## Exercise
Give the data again, word for word.

## Records for this task
★ ★ ★
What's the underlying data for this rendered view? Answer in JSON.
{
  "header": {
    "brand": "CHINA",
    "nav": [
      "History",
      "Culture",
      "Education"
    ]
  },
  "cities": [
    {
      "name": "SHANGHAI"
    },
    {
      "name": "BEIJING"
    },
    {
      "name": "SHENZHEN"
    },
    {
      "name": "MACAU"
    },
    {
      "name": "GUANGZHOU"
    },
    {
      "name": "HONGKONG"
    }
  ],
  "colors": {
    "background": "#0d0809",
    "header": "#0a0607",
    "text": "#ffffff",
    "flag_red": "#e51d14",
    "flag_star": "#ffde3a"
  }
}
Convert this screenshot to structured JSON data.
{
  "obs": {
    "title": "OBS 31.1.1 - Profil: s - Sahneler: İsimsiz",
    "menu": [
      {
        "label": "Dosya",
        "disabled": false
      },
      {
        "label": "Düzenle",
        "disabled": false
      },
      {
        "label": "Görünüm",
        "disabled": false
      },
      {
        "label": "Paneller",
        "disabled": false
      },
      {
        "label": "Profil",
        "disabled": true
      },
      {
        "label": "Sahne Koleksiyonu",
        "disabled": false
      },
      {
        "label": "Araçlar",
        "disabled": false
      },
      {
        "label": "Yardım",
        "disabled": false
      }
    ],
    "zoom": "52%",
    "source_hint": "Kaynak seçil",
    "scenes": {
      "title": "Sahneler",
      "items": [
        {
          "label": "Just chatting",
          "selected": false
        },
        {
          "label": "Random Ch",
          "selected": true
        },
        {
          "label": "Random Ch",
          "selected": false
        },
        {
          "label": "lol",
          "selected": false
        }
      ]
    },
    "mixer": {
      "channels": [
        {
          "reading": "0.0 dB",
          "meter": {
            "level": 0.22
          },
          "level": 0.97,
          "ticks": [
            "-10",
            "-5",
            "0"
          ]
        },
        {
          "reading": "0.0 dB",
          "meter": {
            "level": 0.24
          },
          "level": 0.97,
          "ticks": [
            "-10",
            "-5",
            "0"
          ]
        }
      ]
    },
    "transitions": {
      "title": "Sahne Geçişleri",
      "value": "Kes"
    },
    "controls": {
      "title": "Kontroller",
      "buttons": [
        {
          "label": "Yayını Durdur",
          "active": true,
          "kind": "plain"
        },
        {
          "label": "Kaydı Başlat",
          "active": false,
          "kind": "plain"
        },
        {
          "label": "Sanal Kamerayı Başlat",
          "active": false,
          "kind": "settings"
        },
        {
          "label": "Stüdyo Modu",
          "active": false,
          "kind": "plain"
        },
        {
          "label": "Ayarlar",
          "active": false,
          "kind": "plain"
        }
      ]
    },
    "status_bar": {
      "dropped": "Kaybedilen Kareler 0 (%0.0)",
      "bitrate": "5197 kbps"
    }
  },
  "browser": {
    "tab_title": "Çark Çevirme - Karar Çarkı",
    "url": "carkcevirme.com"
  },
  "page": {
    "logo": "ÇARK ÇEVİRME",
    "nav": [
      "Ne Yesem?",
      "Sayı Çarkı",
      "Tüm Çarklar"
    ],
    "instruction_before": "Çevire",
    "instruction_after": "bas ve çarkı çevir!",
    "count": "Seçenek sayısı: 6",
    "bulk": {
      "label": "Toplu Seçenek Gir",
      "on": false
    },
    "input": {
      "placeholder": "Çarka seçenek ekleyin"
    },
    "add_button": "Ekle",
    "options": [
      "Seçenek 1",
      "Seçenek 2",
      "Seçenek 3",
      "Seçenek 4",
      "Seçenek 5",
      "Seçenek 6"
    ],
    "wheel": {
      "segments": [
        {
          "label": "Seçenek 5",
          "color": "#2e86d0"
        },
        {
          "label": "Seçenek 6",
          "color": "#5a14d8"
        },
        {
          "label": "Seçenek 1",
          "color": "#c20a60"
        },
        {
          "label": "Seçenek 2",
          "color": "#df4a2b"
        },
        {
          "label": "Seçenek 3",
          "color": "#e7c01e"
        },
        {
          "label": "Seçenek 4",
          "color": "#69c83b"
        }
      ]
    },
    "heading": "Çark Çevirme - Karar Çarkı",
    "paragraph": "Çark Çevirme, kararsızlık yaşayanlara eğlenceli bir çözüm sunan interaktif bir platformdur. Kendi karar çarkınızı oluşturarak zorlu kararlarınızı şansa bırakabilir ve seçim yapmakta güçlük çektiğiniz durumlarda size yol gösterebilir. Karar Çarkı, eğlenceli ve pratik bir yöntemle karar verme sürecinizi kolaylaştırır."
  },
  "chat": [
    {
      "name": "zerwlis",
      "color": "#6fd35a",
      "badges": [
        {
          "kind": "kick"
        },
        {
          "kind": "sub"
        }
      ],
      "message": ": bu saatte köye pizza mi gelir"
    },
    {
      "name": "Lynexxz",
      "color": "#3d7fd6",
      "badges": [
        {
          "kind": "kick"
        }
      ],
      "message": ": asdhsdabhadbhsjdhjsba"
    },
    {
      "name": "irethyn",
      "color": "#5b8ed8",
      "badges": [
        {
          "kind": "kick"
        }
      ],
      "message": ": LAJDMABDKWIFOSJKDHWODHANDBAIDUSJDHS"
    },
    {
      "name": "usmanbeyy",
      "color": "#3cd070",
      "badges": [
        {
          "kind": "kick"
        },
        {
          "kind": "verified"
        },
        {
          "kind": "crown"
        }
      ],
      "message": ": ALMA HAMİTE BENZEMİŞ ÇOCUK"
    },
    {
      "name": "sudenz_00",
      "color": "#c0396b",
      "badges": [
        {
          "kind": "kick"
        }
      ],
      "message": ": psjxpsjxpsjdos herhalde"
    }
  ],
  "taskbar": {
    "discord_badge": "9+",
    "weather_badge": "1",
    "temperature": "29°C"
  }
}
★ ★ ★
## Solution
What's the underlying data for this rendered view? Answer in JSON.
{
  "header": {
    "brand": "CHINA",
    "nav": [
      "History",
      "Culture",
      "Education"
    ]
  },
  "cities": [
    {
      "name": "SHANGHAI"
    },
    {
      "name": "BEIJING"
    },
    {
      "name": "SHENZHEN"
    },
    {
      "name": "MACAU"
    },
    {
      "name": "GUANGZHOU"
    },
    {
      "name": "HONGKONG"
    }
  ],
  "colors": {
    "background": "#0d0809",
    "header": "#0a0607",
    "text": "#ffffff",
    "flag_red": "#e51d14",
    "flag_star": "#ffde3a"
  }
}
Convert this screenshot to structured JSON data.
{
  "obs": {
    "title": "OBS 31.1.1 - Profil: s - Sahneler: İsimsiz",
    "menu": [
      {
        "label": "Dosya",
        "disabled": false
      },
      {
        "label": "Düzenle",
        "disabled": false
      },
      {
        "label": "Görünüm",
        "disabled": false
      },
      {
        "label": "Paneller",
        "disabled": false
      },
      {
        "label": "Profil",
        "disabled": true
      },
      {
        "label": "Sahne Koleksiyonu",
        "disabled": false
      },
      {
        "label": "Araçlar",
        "disabled": false
      },
      {
        "label": "Yardım",
        "disabled": false
      }
    ],
    "zoom": "52%",
    "source_hint": "Kaynak seçil",
    "scenes": {
      "title": "Sahneler",
      "items": [
        {
          "label": "Just chatting",
          "selected": false
        },
        {
          "label": "Random Ch",
          "selected": true
        },
        {
          "label": "Random Ch",
          "selected": false
        },
        {
          "label": "lol",
          "selected": false
        }
      ]
    },
    "mixer": {
      "channels": [
        {
          "reading": "0.0 dB",
          "meter": {
            "level": 0.22
          },
          "level": 0.97,
          "ticks": [
            "-10",
            "-5",
            "0"
          ]
        },
        {
          "reading": "0.0 dB",
          "meter": {
            "level": 0.24
          },
          "level": 0.97,
          "ticks": [
            "-10",
            "-5",
            "0"
          ]
        }
      ]
    },
    "transitions": {
      "title": "Sahne Geçişleri",
      "value": "Kes"
    },
    "controls": {
      "title": "Kontroller",
      "buttons": [
        {
          "label": "Yayını Durdur",
          "active": true,
          "kind": "plain"
        },
        {
          "label": "Kaydı Başlat",
          "active": false,
          "kind": "plain"
        },
        {
          "label": "Sanal Kamerayı Başlat",
          "active": false,
          "kind": "settings"
        },
        {
          "label": "Stüdyo Modu",
          "active": false,
          "kind": "plain"
        },
        {
          "label": "Ayarlar",
          "active": false,
          "kind": "plain"
        }
      ]
    },
    "status_bar": {
      "dropped": "Kaybedilen Kareler 0 (%0.0)",
      "bitrate": "5197 kbps"
    }
  },
  "browser": {
    "tab_title": "Çark Çevirme - Karar Çarkı",
    "url": "carkcevirme.com"
  },
  "page": {
    "logo": "ÇARK ÇEVİRME",
    "nav": [
      "Ne Yesem?",
      "Sayı Çarkı",
      "Tüm Çarklar"
    ],
    "instruction_before": "Çevire",
    "instruction_after": "bas ve çarkı çevir!",
    "count": "Seçenek sayısı: 6",
    "bulk": {
      "label": "Toplu Seçenek Gir",
      "on": false
    },
    "input": {
      "placeholder": "Çarka seçenek ekleyin"
    },
    "add_button": "Ekle",
    "options": [
      "Seçenek 1",
      "Seçenek 2",
      "Seçenek 3",
      "Seçenek 4",
      "Seçenek 5",
      "Seçenek 6"
    ],
    "wheel": {
      "segments": [
        {
          "label": "Seçenek 5",
          "color": "#2e86d0"
        },
        {
          "label": "Seçenek 6",
          "color": "#5a14d8"
        },
        {
          "label": "Seçenek 1",
          "color": "#c20a60"
        },
        {
          "label": "Seçenek 2",
          "color": "#df4a2b"
        },
        {
          "label": "Seçenek 3",
          "color": "#e7c01e"
        },
        {
          "label": "Seçenek 4",
          "color": "#69c83b"
        }
      ]
    },
    "heading": "Çark Çevirme - Karar Çarkı",
    "paragraph": "Çark Çevirme, kararsızlık yaşayanlara eğlenceli bir çözüm sunan interaktif bir platformdur. Kendi karar çarkınızı oluşturarak zorlu kararlarınızı şansa bırakabilir ve seçim yapmakta güçlük çektiğiniz durumlarda size yol gösterebilir. Karar Çarkı, eğlenceli ve pratik bir yöntemle karar verme sürecinizi kolaylaştırır."
  },
  "chat": [
    {
      "name": "zerwlis",
      "color": "#6fd35a",
      "badges": [
        {
          "kind": "kick"
        },
        {
          "kind": "sub"
        }
      ],
      "message": ": bu saatte köye pizza mi gelir"
    },
    {
      "name": "Lynexxz",
      "color": "#3d7fd6",
      "badges": [
        {
          "kind": "kick"
        }
      ],
      "message": ": asdhsdabhadbhsjdhjsba"
    },
    {
      "name": "irethyn",
      "color": "#5b8ed8",
      "badges": [
        {
          "kind": "kick"
        }
      ],
      "message": ": LAJDMABDKWIFOSJKDHWODHANDBAIDUSJDHS"
    },
    {
      "name": "usmanbeyy",
      "color": "#3cd070",
      "badges": [
        {
          "kind": "kick"
        },
        {
          "kind": "verified"
        },
        {
          "kind": "crown"
        }
      ],
      "message": ": ALMA HAMİTE BENZEMİŞ ÇOCUK"
    },
    {
      "name": "sudenz_00",
      "color": "#c0396b",
      "badges": [
        {
          "kind": "kick"
        }
      ],
      "message": ": psjxpsjxpsjdos herhalde"
    }
  ],
  "taskbar": {
    "discord_badge": "9+",
    "weather_badge": "1",
    "temperature": "29°C"
  }
}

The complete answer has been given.